§ RECORDS FOR THIS TASK:
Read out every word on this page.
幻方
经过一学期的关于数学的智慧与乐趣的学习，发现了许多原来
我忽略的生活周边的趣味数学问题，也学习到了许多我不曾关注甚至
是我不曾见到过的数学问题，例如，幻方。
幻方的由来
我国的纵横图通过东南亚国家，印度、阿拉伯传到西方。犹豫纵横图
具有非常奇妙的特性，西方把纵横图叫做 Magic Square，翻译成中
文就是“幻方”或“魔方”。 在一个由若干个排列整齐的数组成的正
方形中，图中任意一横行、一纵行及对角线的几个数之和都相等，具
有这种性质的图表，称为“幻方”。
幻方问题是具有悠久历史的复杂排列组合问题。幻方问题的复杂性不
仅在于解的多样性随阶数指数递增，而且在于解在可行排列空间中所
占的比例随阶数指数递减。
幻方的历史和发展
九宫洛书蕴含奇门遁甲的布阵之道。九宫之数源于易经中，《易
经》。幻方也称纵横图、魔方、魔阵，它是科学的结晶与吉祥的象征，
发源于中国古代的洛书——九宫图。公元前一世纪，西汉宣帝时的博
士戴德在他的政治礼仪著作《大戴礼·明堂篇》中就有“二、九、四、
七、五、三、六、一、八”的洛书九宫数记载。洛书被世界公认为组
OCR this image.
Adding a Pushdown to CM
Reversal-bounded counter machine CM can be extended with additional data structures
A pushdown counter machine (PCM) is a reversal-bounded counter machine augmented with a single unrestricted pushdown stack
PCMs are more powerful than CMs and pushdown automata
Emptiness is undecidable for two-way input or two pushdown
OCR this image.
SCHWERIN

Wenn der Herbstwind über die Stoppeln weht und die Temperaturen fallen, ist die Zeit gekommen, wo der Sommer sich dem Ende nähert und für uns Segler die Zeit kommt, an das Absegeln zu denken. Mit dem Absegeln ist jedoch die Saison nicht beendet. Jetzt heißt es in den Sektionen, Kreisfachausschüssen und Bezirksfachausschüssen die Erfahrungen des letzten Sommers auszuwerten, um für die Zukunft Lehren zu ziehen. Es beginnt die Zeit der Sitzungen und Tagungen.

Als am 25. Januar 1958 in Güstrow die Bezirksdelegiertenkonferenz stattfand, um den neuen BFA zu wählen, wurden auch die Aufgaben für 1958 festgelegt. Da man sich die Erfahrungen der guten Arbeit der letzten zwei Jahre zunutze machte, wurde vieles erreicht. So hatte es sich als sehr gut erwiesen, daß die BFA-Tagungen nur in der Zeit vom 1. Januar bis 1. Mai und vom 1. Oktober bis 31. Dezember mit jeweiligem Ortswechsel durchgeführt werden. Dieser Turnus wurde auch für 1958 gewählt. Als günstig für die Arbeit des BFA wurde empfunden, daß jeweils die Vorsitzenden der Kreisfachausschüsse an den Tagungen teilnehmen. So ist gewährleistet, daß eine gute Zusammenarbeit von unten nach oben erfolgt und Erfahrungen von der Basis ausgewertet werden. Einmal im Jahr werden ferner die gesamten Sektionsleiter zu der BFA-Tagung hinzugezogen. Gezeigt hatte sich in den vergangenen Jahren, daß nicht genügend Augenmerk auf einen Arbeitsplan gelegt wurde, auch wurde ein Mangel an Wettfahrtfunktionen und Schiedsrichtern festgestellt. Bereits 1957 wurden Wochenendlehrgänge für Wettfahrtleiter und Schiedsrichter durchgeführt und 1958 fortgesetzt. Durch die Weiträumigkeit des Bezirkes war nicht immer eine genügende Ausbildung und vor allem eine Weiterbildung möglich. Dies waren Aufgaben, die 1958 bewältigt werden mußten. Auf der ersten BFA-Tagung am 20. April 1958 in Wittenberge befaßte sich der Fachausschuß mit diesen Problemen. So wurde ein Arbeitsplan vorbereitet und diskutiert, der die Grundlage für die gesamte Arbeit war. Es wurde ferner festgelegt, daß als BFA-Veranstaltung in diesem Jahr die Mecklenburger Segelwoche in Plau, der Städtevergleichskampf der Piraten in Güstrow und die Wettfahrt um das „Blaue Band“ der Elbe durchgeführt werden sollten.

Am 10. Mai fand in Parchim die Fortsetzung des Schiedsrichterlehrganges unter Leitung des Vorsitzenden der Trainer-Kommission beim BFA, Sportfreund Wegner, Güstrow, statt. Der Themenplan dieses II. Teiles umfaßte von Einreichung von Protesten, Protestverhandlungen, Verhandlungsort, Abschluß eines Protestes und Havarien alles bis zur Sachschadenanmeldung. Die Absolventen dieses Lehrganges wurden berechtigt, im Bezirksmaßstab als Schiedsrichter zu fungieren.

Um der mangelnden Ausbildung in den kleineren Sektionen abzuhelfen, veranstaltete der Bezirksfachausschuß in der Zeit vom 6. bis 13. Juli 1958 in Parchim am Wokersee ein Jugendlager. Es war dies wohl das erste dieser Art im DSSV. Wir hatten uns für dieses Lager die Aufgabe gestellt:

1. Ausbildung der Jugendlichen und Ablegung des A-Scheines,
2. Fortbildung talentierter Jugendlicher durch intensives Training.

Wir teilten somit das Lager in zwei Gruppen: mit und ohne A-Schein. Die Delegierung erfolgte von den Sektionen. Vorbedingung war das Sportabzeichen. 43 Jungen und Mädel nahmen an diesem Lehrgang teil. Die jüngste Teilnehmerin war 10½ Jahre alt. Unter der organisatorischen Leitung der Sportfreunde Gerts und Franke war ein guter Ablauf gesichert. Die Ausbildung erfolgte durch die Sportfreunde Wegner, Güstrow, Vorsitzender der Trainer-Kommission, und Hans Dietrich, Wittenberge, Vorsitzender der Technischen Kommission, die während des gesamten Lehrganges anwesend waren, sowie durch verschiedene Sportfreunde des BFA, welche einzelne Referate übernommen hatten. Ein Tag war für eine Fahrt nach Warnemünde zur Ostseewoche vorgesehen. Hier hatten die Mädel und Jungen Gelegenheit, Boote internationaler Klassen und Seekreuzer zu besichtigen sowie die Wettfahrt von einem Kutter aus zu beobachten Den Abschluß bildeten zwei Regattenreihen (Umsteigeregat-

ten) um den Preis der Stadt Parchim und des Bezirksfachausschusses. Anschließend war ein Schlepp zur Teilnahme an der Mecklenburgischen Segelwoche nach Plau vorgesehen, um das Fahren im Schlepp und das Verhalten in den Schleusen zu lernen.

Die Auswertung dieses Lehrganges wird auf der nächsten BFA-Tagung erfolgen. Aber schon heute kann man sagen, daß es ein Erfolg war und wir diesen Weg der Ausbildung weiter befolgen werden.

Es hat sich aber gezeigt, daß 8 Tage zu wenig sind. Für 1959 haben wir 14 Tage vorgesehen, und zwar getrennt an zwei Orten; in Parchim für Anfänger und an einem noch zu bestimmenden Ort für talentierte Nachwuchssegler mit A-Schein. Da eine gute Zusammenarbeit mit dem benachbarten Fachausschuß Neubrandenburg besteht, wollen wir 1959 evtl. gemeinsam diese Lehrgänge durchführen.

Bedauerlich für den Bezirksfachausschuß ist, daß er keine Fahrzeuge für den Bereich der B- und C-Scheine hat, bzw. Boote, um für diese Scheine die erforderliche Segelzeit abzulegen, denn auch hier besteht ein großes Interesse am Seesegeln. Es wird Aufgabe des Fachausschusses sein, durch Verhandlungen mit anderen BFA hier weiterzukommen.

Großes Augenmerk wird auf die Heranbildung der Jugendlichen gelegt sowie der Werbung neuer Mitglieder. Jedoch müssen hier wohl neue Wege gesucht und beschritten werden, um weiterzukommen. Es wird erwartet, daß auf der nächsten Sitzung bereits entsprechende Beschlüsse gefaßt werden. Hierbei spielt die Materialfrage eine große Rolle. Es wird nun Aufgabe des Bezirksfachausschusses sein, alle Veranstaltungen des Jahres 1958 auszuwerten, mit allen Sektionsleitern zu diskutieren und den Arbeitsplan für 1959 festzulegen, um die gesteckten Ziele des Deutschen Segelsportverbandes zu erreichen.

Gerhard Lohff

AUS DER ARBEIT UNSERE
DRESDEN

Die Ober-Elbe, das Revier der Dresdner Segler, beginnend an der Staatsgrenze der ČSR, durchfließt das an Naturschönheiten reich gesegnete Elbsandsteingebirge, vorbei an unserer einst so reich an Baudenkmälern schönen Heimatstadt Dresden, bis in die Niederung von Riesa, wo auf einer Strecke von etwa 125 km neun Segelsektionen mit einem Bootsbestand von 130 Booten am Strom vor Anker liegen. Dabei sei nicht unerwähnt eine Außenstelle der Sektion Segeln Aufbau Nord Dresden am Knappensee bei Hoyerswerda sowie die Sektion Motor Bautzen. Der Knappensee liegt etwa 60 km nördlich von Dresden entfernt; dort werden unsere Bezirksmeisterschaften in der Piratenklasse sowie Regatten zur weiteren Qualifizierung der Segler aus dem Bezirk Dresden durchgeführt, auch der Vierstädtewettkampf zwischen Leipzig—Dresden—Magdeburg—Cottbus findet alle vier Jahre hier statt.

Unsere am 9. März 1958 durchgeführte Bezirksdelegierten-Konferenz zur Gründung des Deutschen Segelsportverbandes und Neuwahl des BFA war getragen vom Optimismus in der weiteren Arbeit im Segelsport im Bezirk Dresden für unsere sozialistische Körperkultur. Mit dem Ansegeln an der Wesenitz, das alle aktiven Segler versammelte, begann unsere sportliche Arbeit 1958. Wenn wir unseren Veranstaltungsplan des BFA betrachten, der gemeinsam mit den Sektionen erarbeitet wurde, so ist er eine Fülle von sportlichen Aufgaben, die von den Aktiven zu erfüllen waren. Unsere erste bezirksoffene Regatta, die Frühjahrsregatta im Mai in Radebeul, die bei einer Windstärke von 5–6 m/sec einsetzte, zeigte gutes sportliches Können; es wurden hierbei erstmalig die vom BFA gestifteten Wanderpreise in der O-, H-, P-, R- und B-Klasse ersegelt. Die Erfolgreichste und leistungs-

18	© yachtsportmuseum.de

§ WHAT IS ASKED: Copy every line of the listing that contains the word "wohl".

§ FINISHED EXERCISE:
Um der mangelnden Ausbildung in den kleineren Sektionen abzuhelfen, veranstaltete der Bezirksfachausschuß in der Zeit vom 6. bis 13. Juli 1958 in Parchim am Wokersee ein Jugendlager. Es war dies wohl das erste dieser Art im DSSV. Wir hatten uns für dieses Lager die Aufgabe gestellt:
Großes Augenmerk wird auf die Heranbildung der Jugendlichen gelegt sowie der Werbung neuer Mitglieder. Jedoch müssen hier wohl neue Wege gesucht und beschritten werden, um weiterzukommen. Es wird erwartet, daß auf der nächsten Sitzung bereits entsprechende Beschlüsse gefaßt werden. Hierbei spielt die Materialfrage eine große Rolle. Es wird nun Aufgabe des Bezirksfachausschusses sein, alle Veranstaltungen des Jahres 1958 auszuwerten, mit allen Sektionsleitern zu diskutieren und den Arbeitsplan für 1959 festzulegen, um die gesteckten Ziele des Deutschen Segelsportverbandes zu erreichen.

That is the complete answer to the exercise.